Each line in the entries below that holds the string "transversales" is to be listed.

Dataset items
+ + +

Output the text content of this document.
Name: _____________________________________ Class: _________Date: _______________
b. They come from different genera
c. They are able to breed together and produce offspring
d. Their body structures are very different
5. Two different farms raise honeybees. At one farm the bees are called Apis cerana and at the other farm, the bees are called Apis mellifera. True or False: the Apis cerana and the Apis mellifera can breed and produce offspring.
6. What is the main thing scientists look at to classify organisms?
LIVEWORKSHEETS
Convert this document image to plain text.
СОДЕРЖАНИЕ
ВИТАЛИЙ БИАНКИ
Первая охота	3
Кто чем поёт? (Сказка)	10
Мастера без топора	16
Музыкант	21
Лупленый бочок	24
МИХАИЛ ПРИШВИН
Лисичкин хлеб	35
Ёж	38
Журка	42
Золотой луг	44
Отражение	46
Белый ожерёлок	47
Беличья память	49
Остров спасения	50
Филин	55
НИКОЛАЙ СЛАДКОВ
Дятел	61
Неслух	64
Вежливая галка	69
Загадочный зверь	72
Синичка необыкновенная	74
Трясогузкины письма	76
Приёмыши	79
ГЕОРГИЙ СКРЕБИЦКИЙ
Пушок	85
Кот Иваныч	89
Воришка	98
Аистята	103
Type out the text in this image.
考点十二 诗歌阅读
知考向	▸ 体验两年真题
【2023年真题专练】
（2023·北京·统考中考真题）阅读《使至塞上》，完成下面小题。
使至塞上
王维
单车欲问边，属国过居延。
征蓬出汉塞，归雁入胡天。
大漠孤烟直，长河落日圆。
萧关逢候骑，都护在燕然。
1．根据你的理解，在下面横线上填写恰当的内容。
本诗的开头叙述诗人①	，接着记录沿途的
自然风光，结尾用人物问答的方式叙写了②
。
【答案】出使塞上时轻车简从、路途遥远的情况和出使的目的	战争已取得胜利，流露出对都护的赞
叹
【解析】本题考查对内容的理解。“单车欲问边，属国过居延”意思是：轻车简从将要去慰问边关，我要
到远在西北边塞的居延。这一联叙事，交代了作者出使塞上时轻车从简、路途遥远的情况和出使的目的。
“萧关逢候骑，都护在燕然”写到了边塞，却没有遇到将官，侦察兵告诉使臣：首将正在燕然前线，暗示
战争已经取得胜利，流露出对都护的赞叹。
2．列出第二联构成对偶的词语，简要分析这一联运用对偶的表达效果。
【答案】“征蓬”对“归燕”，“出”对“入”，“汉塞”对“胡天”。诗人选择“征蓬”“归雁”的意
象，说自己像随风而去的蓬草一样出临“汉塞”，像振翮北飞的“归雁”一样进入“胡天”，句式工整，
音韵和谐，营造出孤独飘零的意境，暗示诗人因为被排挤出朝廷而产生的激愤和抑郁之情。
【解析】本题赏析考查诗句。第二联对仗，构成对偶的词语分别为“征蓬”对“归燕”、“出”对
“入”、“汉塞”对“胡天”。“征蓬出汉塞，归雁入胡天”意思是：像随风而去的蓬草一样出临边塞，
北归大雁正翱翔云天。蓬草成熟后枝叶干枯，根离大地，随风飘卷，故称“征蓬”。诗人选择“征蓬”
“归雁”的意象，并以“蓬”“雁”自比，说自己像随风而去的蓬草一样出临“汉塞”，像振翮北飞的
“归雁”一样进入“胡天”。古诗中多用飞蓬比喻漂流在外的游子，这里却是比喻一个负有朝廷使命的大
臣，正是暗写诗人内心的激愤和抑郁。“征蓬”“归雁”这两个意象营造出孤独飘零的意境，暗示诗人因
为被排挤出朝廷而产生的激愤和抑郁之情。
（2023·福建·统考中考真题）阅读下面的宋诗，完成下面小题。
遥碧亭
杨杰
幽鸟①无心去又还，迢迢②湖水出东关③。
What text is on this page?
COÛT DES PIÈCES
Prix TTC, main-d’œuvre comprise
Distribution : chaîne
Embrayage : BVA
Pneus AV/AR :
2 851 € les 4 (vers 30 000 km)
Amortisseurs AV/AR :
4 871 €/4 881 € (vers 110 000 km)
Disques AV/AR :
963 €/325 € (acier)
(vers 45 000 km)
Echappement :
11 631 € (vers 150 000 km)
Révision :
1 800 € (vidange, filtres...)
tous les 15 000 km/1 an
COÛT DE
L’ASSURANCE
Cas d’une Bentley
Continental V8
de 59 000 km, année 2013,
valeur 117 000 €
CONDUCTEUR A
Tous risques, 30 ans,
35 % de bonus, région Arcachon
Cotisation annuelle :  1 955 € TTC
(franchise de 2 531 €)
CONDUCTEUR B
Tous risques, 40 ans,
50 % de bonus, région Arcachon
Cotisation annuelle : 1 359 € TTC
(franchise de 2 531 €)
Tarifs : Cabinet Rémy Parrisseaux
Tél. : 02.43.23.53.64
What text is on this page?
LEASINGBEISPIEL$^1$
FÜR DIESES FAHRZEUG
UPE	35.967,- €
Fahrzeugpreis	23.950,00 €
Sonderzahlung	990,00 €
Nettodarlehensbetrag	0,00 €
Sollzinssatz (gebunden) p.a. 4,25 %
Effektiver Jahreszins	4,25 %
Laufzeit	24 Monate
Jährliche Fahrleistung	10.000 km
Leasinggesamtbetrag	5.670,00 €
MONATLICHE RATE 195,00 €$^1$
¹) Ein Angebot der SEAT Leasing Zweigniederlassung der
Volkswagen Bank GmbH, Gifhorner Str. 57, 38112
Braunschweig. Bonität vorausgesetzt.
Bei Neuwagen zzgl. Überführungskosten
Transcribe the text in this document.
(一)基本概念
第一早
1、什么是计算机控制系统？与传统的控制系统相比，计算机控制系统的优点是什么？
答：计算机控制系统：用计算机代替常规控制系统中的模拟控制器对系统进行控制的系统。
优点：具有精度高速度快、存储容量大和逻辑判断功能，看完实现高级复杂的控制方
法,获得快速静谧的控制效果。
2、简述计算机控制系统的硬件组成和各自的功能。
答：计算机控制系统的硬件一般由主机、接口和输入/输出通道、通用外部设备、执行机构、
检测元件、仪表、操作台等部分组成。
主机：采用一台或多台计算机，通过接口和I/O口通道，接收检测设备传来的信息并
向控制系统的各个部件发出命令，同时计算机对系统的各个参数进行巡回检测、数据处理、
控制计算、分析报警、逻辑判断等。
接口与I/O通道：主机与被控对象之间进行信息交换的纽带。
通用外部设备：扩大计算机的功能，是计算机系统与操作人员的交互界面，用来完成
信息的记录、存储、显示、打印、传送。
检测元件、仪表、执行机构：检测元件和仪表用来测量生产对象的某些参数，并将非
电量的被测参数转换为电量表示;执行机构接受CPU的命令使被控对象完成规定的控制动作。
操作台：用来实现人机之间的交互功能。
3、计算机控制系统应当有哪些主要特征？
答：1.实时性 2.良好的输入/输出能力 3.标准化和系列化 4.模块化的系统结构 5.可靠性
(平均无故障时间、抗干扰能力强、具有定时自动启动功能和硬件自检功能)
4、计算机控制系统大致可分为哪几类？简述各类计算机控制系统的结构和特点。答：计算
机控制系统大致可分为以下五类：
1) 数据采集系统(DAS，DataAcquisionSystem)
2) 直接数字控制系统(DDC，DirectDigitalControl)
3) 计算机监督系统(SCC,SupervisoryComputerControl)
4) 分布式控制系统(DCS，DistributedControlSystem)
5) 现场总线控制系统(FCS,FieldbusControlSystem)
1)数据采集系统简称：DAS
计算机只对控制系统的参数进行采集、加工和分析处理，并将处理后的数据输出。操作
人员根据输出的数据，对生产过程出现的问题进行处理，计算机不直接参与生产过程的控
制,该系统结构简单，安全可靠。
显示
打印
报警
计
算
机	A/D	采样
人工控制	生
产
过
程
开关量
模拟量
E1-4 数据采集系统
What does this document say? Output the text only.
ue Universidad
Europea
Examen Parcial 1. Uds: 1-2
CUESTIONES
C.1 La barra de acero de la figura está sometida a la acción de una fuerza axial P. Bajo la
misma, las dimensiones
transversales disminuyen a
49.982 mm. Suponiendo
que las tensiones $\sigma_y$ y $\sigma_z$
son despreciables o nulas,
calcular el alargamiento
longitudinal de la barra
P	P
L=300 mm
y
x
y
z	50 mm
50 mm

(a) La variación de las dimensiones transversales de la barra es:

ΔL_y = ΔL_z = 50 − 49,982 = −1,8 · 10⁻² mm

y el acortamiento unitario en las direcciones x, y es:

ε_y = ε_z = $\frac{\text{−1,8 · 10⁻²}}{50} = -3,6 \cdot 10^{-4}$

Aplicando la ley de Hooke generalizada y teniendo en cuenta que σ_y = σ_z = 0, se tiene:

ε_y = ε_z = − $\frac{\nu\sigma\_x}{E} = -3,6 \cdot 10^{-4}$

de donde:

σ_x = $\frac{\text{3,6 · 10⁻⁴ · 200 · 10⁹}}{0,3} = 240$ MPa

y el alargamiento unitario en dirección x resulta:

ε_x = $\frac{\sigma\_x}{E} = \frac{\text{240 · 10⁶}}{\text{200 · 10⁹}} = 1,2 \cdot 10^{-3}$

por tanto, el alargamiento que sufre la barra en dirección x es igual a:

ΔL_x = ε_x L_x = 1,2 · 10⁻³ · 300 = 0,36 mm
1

+ + +

Full output ::
transversales disminuyen a
(a) La variación de las dimensiones transversales de la barra es:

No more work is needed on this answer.